Records about charts and figures
※ ※ ※

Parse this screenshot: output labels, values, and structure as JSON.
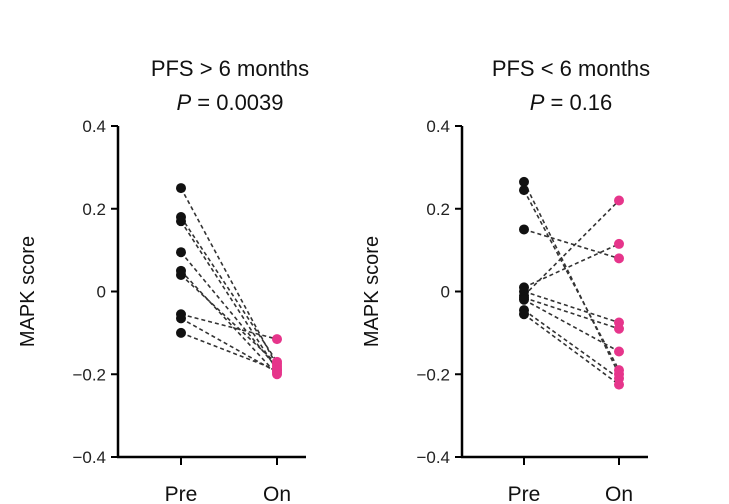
{
  "chart_data": [
    {
      "type": "scatter",
      "title": "PFS > 6 months",
      "subtitle_label": "P",
      "subtitle_value": " = 0.0039",
      "ylabel": "MAPK score",
      "xlabel": "",
      "categories": [
        "Pre",
        "On"
      ],
      "ylim": [
        -0.4,
        0.4
      ],
      "yticks": [
        0.4,
        0.2,
        0,
        -0.2,
        -0.4
      ],
      "ytick_labels": [
        "0.4",
        "0.2",
        "0",
        "−0.2",
        "−0.4"
      ],
      "pairs": [
        {
          "pre": 0.25,
          "on": -0.18
        },
        {
          "pre": 0.18,
          "on": -0.17
        },
        {
          "pre": 0.17,
          "on": -0.19
        },
        {
          "pre": 0.095,
          "on": -0.185
        },
        {
          "pre": 0.05,
          "on": -0.2
        },
        {
          "pre": 0.04,
          "on": -0.175
        },
        {
          "pre": -0.055,
          "on": -0.115
        },
        {
          "pre": -0.065,
          "on": -0.195
        },
        {
          "pre": -0.1,
          "on": -0.19
        }
      ],
      "colors": {
        "pre": "#111111",
        "on": "#e6358b",
        "line": "#333333"
      }
    },
    {
      "type": "scatter",
      "title": "PFS < 6 months",
      "subtitle_label": "P",
      "subtitle_value": " = 0.16",
      "ylabel": "MAPK score",
      "xlabel": "",
      "categories": [
        "Pre",
        "On"
      ],
      "ylim": [
        -0.4,
        0.4
      ],
      "yticks": [
        0.4,
        0.2,
        0,
        -0.2,
        -0.4
      ],
      "ytick_labels": [
        "0.4",
        "0.2",
        "0",
        "−0.2",
        "−0.4"
      ],
      "pairs": [
        {
          "pre": 0.265,
          "on": -0.2
        },
        {
          "pre": 0.245,
          "on": -0.19
        },
        {
          "pre": 0.15,
          "on": 0.08
        },
        {
          "pre": 0.01,
          "on": 0.115
        },
        {
          "pre": 0.0,
          "on": -0.075
        },
        {
          "pre": -0.01,
          "on": 0.22
        },
        {
          "pre": -0.015,
          "on": -0.09
        },
        {
          "pre": -0.02,
          "on": -0.145
        },
        {
          "pre": -0.045,
          "on": -0.21
        },
        {
          "pre": -0.055,
          "on": -0.225
        }
      ],
      "colors": {
        "pre": "#111111",
        "on": "#e6358b",
        "line": "#333333"
      }
    }
  ]
}
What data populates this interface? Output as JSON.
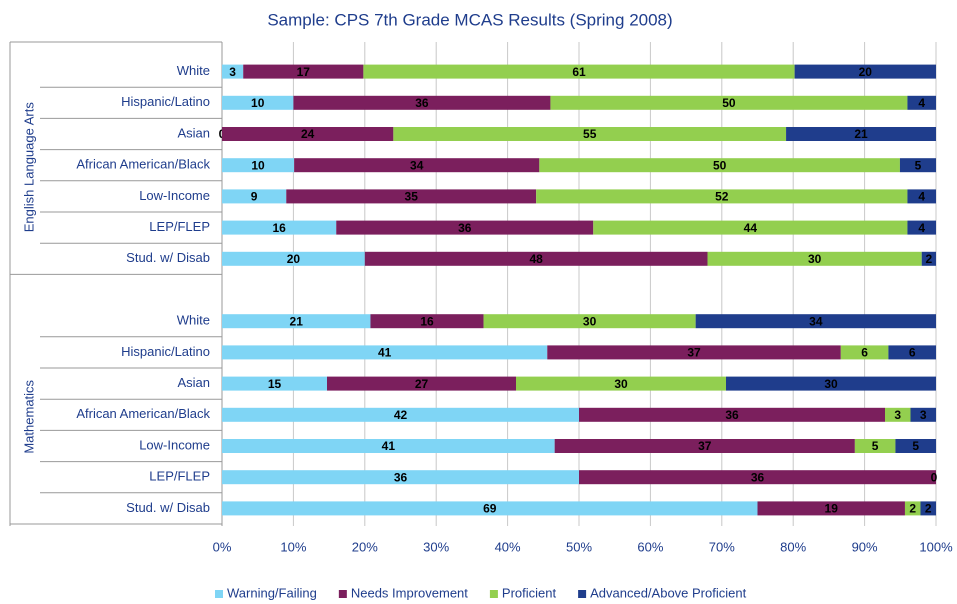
{
  "chart_data": {
    "type": "bar",
    "orientation": "horizontal",
    "stacked": "percent",
    "title": "Sample: CPS 7th Grade MCAS Results (Spring 2008)",
    "groups": [
      {
        "name": "English Language Arts",
        "categories": [
          "White",
          "Hispanic/Latino",
          "Asian",
          "African American/Black",
          "Low-Income",
          "LEP/FLEP",
          "Stud. w/ Disab"
        ]
      },
      {
        "name": "Mathematics",
        "categories": [
          "White",
          "Hispanic/Latino",
          "Asian",
          "African American/Black",
          "Low-Income",
          "LEP/FLEP",
          "Stud. w/ Disab"
        ]
      }
    ],
    "series": [
      {
        "name": "Warning/Failing",
        "color": "#7fd5f5",
        "values": [
          3,
          10,
          0,
          10,
          9,
          16,
          20,
          21,
          41,
          15,
          42,
          41,
          36,
          69
        ]
      },
      {
        "name": "Needs Improvement",
        "color": "#7b1f5d",
        "values": [
          17,
          36,
          24,
          34,
          35,
          36,
          48,
          16,
          37,
          27,
          36,
          37,
          36,
          19
        ]
      },
      {
        "name": "Proficient",
        "color": "#93cf4f",
        "values": [
          61,
          50,
          55,
          50,
          52,
          44,
          30,
          30,
          6,
          30,
          3,
          5,
          0,
          2
        ]
      },
      {
        "name": "Advanced/Above Proficient",
        "color": "#1f3d8c",
        "values": [
          20,
          4,
          21,
          5,
          4,
          4,
          2,
          34,
          6,
          30,
          3,
          5,
          null,
          2
        ]
      }
    ],
    "xlim": [
      0,
      100
    ],
    "xticks": [
      {
        "value": 0,
        "label": "0%"
      },
      {
        "value": 10,
        "label": "10%"
      },
      {
        "value": 20,
        "label": "20%"
      },
      {
        "value": 30,
        "label": "30%"
      },
      {
        "value": 40,
        "label": "40%"
      },
      {
        "value": 50,
        "label": "50%"
      },
      {
        "value": 60,
        "label": "60%"
      },
      {
        "value": 70,
        "label": "70%"
      },
      {
        "value": 80,
        "label": "80%"
      },
      {
        "value": 90,
        "label": "90%"
      },
      {
        "value": 100,
        "label": "100%"
      }
    ],
    "grid": true,
    "legend": "bottom"
  }
}
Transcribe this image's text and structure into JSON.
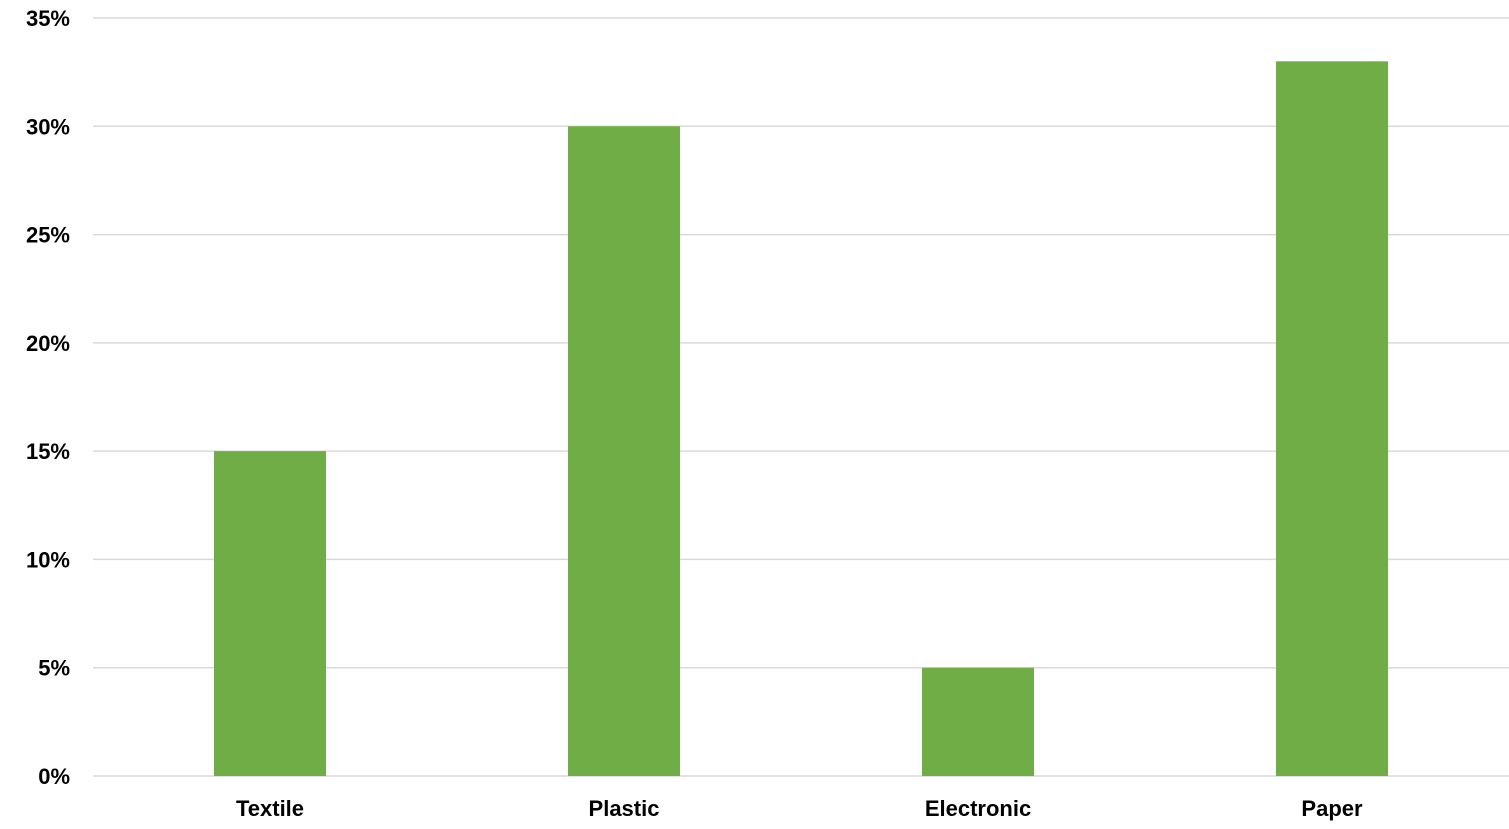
{
  "chart_data": {
    "type": "bar",
    "categories": [
      "Textile",
      "Plastic",
      "Electronic",
      "Paper"
    ],
    "values": [
      15,
      30,
      5,
      33
    ],
    "ylim": [
      0,
      35
    ],
    "yticks": [
      "0%",
      "5%",
      "10%",
      "15%",
      "20%",
      "25%",
      "30%",
      "35%"
    ],
    "title": "",
    "xlabel": "",
    "ylabel": "",
    "grid": true,
    "legend": "none",
    "bar_color": "#70ad47",
    "grid_color": "#d9d9d9"
  }
}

※ ※ ※

The exercise
Print out every entry above without changing a word, and leave out the pictures.

Task result
Parse this screenshot: output labels, values, and structure as JSON.
{
  "chart_data": [
    {
      "type": "scatter",
      "title": "PFS > 6 months",
      "subtitle_label": "P",
      "subtitle_value": " = 0.0039",
      "ylabel": "MAPK score",
      "xlabel": "",
      "categories": [
        "Pre",
        "On"
      ],
      "ylim": [
        -0.4,
        0.4
      ],
      "yticks": [
        0.4,
        0.2,
        0,
        -0.2,
        -0.4
      ],
      "ytick_labels": [
        "0.4",
        "0.2",
        "0",
        "−0.2",
        "−0.4"
      ],
      "pairs": [
        {
          "pre": 0.25,
          "on": -0.18
        },
        {
          "pre": 0.18,
          "on": -0.17
        },
        {
          "pre": 0.17,
          "on": -0.19
        },
        {
          "pre": 0.095,
          "on": -0.185
        },
        {
          "pre": 0.05,
          "on": -0.2
        },
        {
          "pre": 0.04,
          "on": -0.175
        },
        {
          "pre": -0.055,
          "on": -0.115
        },
        {
          "pre": -0.065,
          "on": -0.195
        },
        {
          "pre": -0.1,
          "on": -0.19
        }
      ],
      "colors": {
        "pre": "#111111",
        "on": "#e6358b",
        "line": "#333333"
      }
    },
    {
      "type": "scatter",
      "title": "PFS < 6 months",
      "subtitle_label": "P",
      "subtitle_value": " = 0.16",
      "ylabel": "MAPK score",
      "xlabel": "",
      "categories": [
        "Pre",
        "On"
      ],
      "ylim": [
        -0.4,
        0.4
      ],
      "yticks": [
        0.4,
        0.2,
        0,
        -0.2,
        -0.4
      ],
      "ytick_labels": [
        "0.4",
        "0.2",
        "0",
        "−0.2",
        "−0.4"
      ],
      "pairs": [
        {
          "pre": 0.265,
          "on": -0.2
        },
        {
          "pre": 0.245,
          "on": -0.19
        },
        {
          "pre": 0.15,
          "on": 0.08
        },
        {
          "pre": 0.01,
          "on": 0.115
        },
        {
          "pre": 0.0,
          "on": -0.075
        },
        {
          "pre": -0.01,
          "on": 0.22
        },
        {
          "pre": -0.015,
          "on": -0.09
        },
        {
          "pre": -0.02,
          "on": -0.145
        },
        {
          "pre": -0.045,
          "on": -0.21
        },
        {
          "pre": -0.055,
          "on": -0.225
        }
      ],
      "colors": {
        "pre": "#111111",
        "on": "#e6358b",
        "line": "#333333"
      }
    }
  ]
}
What data populates this interface? Output as JSON.
{
  "chart_data": {
    "type": "bar",
    "orientation": "horizontal",
    "stacked": "percent",
    "title": "Sample: CPS 7th Grade MCAS Results (Spring 2008)",
    "groups": [
      {
        "name": "English Language Arts",
        "categories": [
          "White",
          "Hispanic/Latino",
          "Asian",
          "African American/Black",
          "Low-Income",
          "LEP/FLEP",
          "Stud. w/ Disab"
        ]
      },
      {
        "name": "Mathematics",
        "categories": [
          "White",
          "Hispanic/Latino",
          "Asian",
          "African American/Black",
          "Low-Income",
          "LEP/FLEP",
          "Stud. w/ Disab"
        ]
      }
    ],
    "series": [
      {
        "name": "Warning/Failing",
        "color": "#7fd5f5",
        "values": [
          3,
          10,
          0,
          10,
          9,
          16,
          20,
          21,
          41,
          15,
          42,
          41,
          36,
          69
        ]
      },
      {
        "name": "Needs Improvement",
        "color": "#7b1f5d",
        "values": [
          17,
          36,
          24,
          34,
          35,
          36,
          48,
          16,
          37,
          27,
          36,
          37,
          36,
          19
        ]
      },
      {
        "name": "Proficient",
        "color": "#93cf4f",
        "values": [
          61,
          50,
          55,
          50,
          52,
          44,
          30,
          30,
          6,
          30,
          3,
          5,
          0,
          2
        ]
      },
      {
        "name": "Advanced/Above Proficient",
        "color": "#1f3d8c",
        "values": [
          20,
          4,
          21,
          5,
          4,
          4,
          2,
          34,
          6,
          30,
          3,
          5,
          null,
          2
        ]
      }
    ],
    "xlim": [
      0,
      100
    ],
    "xticks": [
      {
        "value": 0,
        "label": "0%"
      },
      {
        "value": 10,
        "label": "10%"
      },
      {
        "value": 20,
        "label": "20%"
      },
      {
        "value": 30,
        "label": "30%"
      },
      {
        "value": 40,
        "label": "40%"
      },
      {
        "value": 50,
        "label": "50%"
      },
      {
        "value": 60,
        "label": "60%"
      },
      {
        "value": 70,
        "label": "70%"
      },
      {
        "value": 80,
        "label": "80%"
      },
      {
        "value": 90,
        "label": "90%"
      },
      {
        "value": 100,
        "label": "100%"
      }
    ],
    "grid": true,
    "legend": "bottom"
  }
}
Transcribe this image's text and structure into JSON.
{
  "chart_data": {
    "type": "bar",
    "categories": [
      "Textile",
      "Plastic",
      "Electronic",
      "Paper"
    ],
    "values": [
      15,
      30,
      5,
      33
    ],
    "ylim": [
      0,
      35
    ],
    "yticks": [
      "0%",
      "5%",
      "10%",
      "15%",
      "20%",
      "25%",
      "30%",
      "35%"
    ],
    "title": "",
    "xlabel": "",
    "ylabel": "",
    "grid": true,
    "legend": "none",
    "bar_color": "#70ad47",
    "grid_color": "#d9d9d9"
  }
}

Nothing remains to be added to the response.